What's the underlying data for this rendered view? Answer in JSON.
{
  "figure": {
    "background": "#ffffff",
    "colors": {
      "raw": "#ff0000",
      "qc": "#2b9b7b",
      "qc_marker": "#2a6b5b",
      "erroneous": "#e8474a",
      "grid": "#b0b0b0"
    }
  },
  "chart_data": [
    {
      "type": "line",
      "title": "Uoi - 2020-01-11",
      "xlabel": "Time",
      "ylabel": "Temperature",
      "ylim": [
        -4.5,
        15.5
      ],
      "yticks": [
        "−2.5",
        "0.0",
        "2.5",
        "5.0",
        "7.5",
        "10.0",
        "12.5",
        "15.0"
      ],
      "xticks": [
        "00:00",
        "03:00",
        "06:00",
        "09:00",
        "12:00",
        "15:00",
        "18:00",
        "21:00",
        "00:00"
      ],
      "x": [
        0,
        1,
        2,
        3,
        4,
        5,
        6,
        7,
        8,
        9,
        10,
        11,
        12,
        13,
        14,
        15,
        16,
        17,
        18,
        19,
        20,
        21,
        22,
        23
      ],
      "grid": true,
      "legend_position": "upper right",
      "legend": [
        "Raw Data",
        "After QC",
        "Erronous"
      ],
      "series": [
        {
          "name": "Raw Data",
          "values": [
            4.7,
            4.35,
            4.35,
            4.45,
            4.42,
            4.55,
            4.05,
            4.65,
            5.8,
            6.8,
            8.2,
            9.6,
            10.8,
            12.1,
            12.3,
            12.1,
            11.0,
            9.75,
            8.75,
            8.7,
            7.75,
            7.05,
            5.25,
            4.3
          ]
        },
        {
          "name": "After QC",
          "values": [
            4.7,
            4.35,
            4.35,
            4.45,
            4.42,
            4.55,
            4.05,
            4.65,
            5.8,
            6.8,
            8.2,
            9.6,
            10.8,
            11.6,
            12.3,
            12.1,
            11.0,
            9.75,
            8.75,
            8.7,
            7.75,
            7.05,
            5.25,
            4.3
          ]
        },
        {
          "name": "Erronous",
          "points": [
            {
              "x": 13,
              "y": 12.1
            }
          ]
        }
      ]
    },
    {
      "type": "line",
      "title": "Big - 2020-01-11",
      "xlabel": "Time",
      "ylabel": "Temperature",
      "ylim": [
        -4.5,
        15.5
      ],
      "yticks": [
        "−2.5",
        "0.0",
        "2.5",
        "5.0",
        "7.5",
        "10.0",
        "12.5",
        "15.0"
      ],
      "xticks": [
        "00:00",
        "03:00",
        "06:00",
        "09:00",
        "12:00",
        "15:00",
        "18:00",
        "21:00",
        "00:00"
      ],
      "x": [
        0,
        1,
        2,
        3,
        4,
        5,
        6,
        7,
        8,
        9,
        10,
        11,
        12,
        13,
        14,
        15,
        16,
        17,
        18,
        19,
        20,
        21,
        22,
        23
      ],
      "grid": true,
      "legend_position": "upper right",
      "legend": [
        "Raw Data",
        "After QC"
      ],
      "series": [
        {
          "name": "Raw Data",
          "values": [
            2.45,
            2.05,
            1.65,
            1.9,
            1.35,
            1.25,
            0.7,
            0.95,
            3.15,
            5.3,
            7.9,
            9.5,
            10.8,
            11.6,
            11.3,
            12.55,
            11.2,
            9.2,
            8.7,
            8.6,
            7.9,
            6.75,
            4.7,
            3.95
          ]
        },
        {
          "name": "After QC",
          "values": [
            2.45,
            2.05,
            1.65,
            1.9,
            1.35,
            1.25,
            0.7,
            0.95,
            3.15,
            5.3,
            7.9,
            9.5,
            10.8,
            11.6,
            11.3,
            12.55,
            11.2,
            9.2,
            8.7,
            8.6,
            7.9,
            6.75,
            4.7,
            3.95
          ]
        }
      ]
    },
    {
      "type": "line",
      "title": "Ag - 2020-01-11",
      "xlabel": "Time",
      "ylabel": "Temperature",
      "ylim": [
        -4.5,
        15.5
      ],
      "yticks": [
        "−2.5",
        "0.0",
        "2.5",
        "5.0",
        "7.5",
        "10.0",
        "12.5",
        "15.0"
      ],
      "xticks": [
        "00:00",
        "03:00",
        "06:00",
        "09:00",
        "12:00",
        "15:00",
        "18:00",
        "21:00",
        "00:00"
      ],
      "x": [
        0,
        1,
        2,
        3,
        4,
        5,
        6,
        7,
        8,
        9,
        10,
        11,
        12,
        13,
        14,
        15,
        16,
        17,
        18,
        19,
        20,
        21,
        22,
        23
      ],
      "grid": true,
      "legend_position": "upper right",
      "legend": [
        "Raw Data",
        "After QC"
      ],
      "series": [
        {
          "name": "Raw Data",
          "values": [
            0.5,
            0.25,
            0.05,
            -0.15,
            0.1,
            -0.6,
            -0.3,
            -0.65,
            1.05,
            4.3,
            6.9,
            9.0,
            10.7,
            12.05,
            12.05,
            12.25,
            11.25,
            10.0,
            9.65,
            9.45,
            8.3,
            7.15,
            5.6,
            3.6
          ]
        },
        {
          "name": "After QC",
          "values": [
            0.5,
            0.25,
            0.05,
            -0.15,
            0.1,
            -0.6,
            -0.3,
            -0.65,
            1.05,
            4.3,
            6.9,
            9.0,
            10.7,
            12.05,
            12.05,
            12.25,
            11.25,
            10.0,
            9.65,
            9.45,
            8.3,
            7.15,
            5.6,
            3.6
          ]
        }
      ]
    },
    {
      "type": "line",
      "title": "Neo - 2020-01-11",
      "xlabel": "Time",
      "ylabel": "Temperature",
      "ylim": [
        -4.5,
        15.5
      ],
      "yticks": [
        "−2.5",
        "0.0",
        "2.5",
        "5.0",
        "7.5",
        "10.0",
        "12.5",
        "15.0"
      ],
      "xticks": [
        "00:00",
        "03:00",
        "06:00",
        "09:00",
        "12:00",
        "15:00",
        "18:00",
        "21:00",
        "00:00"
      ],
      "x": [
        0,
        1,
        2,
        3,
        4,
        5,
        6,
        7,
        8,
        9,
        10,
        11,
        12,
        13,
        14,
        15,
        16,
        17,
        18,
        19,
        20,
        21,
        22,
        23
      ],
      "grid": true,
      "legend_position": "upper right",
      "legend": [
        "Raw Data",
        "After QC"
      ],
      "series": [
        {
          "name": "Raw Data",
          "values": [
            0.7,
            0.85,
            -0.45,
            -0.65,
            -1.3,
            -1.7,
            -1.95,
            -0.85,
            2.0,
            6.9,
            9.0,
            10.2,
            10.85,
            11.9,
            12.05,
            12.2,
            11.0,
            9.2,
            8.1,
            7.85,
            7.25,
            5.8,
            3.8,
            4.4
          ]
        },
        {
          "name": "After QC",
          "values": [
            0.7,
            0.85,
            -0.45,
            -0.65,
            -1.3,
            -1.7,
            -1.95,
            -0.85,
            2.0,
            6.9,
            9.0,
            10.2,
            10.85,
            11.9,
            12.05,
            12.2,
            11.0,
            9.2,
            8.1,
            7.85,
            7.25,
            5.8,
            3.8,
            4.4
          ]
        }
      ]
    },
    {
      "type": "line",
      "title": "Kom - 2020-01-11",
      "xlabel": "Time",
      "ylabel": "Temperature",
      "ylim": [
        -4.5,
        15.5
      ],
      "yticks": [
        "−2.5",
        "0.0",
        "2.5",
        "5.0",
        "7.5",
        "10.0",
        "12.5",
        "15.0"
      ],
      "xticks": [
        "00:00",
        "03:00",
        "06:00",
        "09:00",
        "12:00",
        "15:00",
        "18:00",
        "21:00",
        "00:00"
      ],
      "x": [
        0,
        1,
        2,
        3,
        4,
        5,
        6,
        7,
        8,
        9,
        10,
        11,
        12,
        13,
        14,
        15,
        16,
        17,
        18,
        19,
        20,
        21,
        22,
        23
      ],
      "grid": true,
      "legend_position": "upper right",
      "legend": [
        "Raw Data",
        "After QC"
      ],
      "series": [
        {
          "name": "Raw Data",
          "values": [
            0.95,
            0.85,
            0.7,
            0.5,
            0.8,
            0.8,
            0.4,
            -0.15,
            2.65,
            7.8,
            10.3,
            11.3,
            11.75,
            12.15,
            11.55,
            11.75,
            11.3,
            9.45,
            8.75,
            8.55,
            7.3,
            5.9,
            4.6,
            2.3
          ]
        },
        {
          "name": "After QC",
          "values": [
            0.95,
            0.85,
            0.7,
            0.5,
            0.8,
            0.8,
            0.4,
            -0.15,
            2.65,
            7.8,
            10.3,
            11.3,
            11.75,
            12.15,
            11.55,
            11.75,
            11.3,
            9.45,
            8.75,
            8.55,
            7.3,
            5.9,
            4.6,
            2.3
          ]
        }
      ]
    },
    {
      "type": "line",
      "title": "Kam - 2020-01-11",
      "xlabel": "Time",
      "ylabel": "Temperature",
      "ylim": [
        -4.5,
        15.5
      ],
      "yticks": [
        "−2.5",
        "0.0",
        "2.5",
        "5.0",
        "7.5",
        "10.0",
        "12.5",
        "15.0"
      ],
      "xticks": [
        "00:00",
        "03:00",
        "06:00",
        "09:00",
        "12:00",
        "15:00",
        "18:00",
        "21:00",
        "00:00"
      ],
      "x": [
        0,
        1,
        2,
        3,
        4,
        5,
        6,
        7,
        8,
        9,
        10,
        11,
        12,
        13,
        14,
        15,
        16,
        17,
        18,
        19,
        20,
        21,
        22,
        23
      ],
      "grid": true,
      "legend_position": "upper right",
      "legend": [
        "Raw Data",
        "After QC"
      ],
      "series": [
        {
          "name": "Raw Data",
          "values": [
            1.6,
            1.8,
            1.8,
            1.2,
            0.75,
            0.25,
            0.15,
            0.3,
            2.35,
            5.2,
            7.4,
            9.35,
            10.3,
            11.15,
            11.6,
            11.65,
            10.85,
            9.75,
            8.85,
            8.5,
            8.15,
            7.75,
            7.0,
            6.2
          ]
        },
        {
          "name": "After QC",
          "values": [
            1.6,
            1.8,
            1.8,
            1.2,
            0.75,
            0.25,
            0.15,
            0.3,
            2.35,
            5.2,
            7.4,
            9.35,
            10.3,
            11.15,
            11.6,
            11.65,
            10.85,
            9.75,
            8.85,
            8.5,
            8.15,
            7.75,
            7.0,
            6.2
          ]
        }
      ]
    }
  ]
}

□ □ □ □

# TASK INSTRUCTIONS:
Only a number is expected here: the count of lines in the listing that hold the string "title".

# COMPLETE OUTPUT:
6